» **INSTRUCTIONS TO FOLLOW**
Each of the entries should be retyped precisely as it appears.

********

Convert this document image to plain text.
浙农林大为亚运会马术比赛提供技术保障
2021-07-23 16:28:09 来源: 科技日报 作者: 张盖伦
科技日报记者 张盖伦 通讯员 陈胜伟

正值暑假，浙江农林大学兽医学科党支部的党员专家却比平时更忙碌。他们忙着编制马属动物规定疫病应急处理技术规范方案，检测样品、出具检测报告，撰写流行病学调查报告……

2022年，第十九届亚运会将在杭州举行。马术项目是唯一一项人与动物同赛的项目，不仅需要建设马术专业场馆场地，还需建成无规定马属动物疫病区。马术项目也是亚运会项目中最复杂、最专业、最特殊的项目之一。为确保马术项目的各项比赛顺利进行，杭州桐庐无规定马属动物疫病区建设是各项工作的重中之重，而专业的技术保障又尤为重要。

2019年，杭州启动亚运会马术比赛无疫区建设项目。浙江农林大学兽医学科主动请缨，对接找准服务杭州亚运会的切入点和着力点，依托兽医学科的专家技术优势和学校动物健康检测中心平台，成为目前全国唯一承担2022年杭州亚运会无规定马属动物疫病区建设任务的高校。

********

» **EXPECTED OUTPUT**
Convert this document image to plain text.
浙农林大为亚运会马术比赛提供技术保障
2021-07-23 16:28:09 来源: 科技日报 作者: 张盖伦
科技日报记者 张盖伦 通讯员 陈胜伟

正值暑假，浙江农林大学兽医学科党支部的党员专家却比平时更忙碌。他们忙着编制马属动物规定疫病应急处理技术规范方案，检测样品、出具检测报告，撰写流行病学调查报告……

2022年，第十九届亚运会将在杭州举行。马术项目是唯一一项人与动物同赛的项目，不仅需要建设马术专业场馆场地，还需建成无规定马属动物疫病区。马术项目也是亚运会项目中最复杂、最专业、最特殊的项目之一。为确保马术项目的各项比赛顺利进行，杭州桐庐无规定马属动物疫病区建设是各项工作的重中之重，而专业的技术保障又尤为重要。

2019年，杭州启动亚运会马术比赛无疫区建设项目。浙江农林大学兽医学科主动请缨，对接找准服务杭州亚运会的切入点和着力点，依托兽医学科的专家技术优势和学校动物健康检测中心平台，成为目前全国唯一承担2022年杭州亚运会无规定马属动物疫病区建设任务的高校。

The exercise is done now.